Directions: Reproduce all of the data that follows, character for character.

Materials provided:
....

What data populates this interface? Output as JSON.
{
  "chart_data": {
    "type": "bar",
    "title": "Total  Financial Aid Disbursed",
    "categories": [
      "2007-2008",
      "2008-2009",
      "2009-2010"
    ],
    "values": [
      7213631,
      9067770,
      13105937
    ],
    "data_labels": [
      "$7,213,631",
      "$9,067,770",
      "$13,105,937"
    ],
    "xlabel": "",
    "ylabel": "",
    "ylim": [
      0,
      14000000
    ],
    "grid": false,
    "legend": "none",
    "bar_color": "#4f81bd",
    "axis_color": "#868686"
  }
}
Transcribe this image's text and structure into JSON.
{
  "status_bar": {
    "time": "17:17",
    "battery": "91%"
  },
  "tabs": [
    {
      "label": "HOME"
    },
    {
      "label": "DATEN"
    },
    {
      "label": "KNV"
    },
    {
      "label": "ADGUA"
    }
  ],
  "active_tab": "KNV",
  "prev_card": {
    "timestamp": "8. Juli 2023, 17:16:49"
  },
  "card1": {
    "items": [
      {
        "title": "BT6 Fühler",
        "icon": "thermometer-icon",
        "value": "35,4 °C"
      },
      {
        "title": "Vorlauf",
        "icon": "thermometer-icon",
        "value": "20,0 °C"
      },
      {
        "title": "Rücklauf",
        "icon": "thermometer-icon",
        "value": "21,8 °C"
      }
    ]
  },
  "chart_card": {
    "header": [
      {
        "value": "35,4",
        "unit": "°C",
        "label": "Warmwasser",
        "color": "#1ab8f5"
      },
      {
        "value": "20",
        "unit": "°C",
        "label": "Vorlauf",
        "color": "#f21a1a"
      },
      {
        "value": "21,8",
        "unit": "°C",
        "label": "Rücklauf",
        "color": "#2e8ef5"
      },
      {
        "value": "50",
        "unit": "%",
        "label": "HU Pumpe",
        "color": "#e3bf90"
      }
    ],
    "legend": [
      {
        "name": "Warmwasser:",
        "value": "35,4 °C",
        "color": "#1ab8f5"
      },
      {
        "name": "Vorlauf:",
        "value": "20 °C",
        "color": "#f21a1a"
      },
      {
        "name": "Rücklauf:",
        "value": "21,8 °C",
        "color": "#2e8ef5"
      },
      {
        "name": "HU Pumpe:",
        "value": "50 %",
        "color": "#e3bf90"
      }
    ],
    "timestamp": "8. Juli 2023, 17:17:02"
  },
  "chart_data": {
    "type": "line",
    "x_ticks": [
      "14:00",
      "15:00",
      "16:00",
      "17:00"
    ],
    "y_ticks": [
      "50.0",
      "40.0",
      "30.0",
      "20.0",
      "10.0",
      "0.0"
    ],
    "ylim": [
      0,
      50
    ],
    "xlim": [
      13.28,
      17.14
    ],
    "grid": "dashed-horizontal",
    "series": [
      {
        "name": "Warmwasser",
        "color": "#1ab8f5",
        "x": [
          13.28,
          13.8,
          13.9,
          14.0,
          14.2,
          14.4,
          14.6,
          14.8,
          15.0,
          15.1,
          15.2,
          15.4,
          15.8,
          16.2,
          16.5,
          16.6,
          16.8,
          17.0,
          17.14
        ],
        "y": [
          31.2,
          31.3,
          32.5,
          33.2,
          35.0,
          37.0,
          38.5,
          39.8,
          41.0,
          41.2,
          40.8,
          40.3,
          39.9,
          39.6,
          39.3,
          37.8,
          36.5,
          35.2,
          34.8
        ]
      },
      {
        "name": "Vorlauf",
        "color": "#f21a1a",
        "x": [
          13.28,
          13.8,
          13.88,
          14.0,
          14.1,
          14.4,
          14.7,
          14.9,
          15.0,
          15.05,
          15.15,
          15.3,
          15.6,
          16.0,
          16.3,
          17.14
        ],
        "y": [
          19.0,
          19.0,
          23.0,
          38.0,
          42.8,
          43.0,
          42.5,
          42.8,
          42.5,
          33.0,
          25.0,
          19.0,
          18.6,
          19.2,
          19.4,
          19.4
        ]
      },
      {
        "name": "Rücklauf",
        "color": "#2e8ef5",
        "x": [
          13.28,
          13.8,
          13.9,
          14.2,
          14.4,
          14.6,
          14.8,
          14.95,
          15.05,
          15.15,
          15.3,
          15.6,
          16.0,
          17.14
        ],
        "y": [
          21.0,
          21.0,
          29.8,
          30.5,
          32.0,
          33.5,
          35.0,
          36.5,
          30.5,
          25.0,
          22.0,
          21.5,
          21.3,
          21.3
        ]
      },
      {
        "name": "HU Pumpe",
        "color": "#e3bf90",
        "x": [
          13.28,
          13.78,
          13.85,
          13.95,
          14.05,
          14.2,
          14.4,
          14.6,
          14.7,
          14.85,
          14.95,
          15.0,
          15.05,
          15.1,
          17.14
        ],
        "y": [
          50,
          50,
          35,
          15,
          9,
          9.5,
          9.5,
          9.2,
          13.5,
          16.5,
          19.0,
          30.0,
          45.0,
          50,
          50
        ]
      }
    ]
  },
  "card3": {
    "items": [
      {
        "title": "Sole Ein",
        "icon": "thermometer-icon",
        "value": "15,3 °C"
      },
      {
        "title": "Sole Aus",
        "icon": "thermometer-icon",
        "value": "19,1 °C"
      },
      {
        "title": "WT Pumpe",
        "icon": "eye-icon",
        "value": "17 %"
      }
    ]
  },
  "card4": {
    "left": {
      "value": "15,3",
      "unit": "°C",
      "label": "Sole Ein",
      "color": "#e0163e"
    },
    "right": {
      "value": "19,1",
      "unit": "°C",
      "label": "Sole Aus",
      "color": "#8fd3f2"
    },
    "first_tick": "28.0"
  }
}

....

Exercise output:
What data populates this interface? Output as JSON.
{
  "chart_data": {
    "type": "bar",
    "title": "Total  Financial Aid Disbursed",
    "categories": [
      "2007-2008",
      "2008-2009",
      "2009-2010"
    ],
    "values": [
      7213631,
      9067770,
      13105937
    ],
    "data_labels": [
      "$7,213,631",
      "$9,067,770",
      "$13,105,937"
    ],
    "xlabel": "",
    "ylabel": "",
    "ylim": [
      0,
      14000000
    ],
    "grid": false,
    "legend": "none",
    "bar_color": "#4f81bd",
    "axis_color": "#868686"
  }
}
Transcribe this image's text and structure into JSON.
{
  "status_bar": {
    "time": "17:17",
    "battery": "91%"
  },
  "tabs": [
    {
      "label": "HOME"
    },
    {
      "label": "DATEN"
    },
    {
      "label": "KNV"
    },
    {
      "label": "ADGUA"
    }
  ],
  "active_tab": "KNV",
  "prev_card": {
    "timestamp": "8. Juli 2023, 17:16:49"
  },
  "card1": {
    "items": [
      {
        "title": "BT6 Fühler",
        "icon": "thermometer-icon",
        "value": "35,4 °C"
      },
      {
        "title": "Vorlauf",
        "icon": "thermometer-icon",
        "value": "20,0 °C"
      },
      {
        "title": "Rücklauf",
        "icon": "thermometer-icon",
        "value": "21,8 °C"
      }
    ]
  },
  "chart_card": {
    "header": [
      {
        "value": "35,4",
        "unit": "°C",
        "label": "Warmwasser",
        "color": "#1ab8f5"
      },
      {
        "value": "20",
        "unit": "°C",
        "label": "Vorlauf",
        "color": "#f21a1a"
      },
      {
        "value": "21,8",
        "unit": "°C",
        "label": "Rücklauf",
        "color": "#2e8ef5"
      },
      {
        "value": "50",
        "unit": "%",
        "label": "HU Pumpe",
        "color": "#e3bf90"
      }
    ],
    "legend": [
      {
        "name": "Warmwasser:",
        "value": "35,4 °C",
        "color": "#1ab8f5"
      },
      {
        "name": "Vorlauf:",
        "value": "20 °C",
        "color": "#f21a1a"
      },
      {
        "name": "Rücklauf:",
        "value": "21,8 °C",
        "color": "#2e8ef5"
      },
      {
        "name": "HU Pumpe:",
        "value": "50 %",
        "color": "#e3bf90"
      }
    ],
    "timestamp": "8. Juli 2023, 17:17:02"
  },
  "chart_data": {
    "type": "line",
    "x_ticks": [
      "14:00",
      "15:00",
      "16:00",
      "17:00"
    ],
    "y_ticks": [
      "50.0",
      "40.0",
      "30.0",
      "20.0",
      "10.0",
      "0.0"
    ],
    "ylim": [
      0,
      50
    ],
    "xlim": [
      13.28,
      17.14
    ],
    "grid": "dashed-horizontal",
    "series": [
      {
        "name": "Warmwasser",
        "color": "#1ab8f5",
        "x": [
          13.28,
          13.8,
          13.9,
          14.0,
          14.2,
          14.4,
          14.6,
          14.8,
          15.0,
          15.1,
          15.2,
          15.4,
          15.8,
          16.2,
          16.5,
          16.6,
          16.8,
          17.0,
          17.14
        ],
        "y": [
          31.2,
          31.3,
          32.5,
          33.2,
          35.0,
          37.0,
          38.5,
          39.8,
          41.0,
          41.2,
          40.8,
          40.3,
          39.9,
          39.6,
          39.3,
          37.8,
          36.5,
          35.2,
          34.8
        ]
      },
      {
        "name": "Vorlauf",
        "color": "#f21a1a",
        "x": [
          13.28,
          13.8,
          13.88,
          14.0,
          14.1,
          14.4,
          14.7,
          14.9,
          15.0,
          15.05,
          15.15,
          15.3,
          15.6,
          16.0,
          16.3,
          17.14
        ],
        "y": [
          19.0,
          19.0,
          23.0,
          38.0,
          42.8,
          43.0,
          42.5,
          42.8,
          42.5,
          33.0,
          25.0,
          19.0,
          18.6,
          19.2,
          19.4,
          19.4
        ]
      },
      {
        "name": "Rücklauf",
        "color": "#2e8ef5",
        "x": [
          13.28,
          13.8,
          13.9,
          14.2,
          14.4,
          14.6,
          14.8,
          14.95,
          15.05,
          15.15,
          15.3,
          15.6,
          16.0,
          17.14
        ],
        "y": [
          21.0,
          21.0,
          29.8,
          30.5,
          32.0,
          33.5,
          35.0,
          36.5,
          30.5,
          25.0,
          22.0,
          21.5,
          21.3,
          21.3
        ]
      },
      {
        "name": "HU Pumpe",
        "color": "#e3bf90",
        "x": [
          13.28,
          13.78,
          13.85,
          13.95,
          14.05,
          14.2,
          14.4,
          14.6,
          14.7,
          14.85,
          14.95,
          15.0,
          15.05,
          15.1,
          17.14
        ],
        "y": [
          50,
          50,
          35,
          15,
          9,
          9.5,
          9.5,
          9.2,
          13.5,
          16.5,
          19.0,
          30.0,
          45.0,
          50,
          50
        ]
      }
    ]
  },
  "card3": {
    "items": [
      {
        "title": "Sole Ein",
        "icon": "thermometer-icon",
        "value": "15,3 °C"
      },
      {
        "title": "Sole Aus",
        "icon": "thermometer-icon",
        "value": "19,1 °C"
      },
      {
        "title": "WT Pumpe",
        "icon": "eye-icon",
        "value": "17 %"
      }
    ]
  },
  "card4": {
    "left": {
      "value": "15,3",
      "unit": "°C",
      "label": "Sole Ein",
      "color": "#e0163e"
    },
    "right": {
      "value": "19,1",
      "unit": "°C",
      "label": "Sole Aus",
      "color": "#8fd3f2"
    },
    "first_tick": "28.0"
  }
}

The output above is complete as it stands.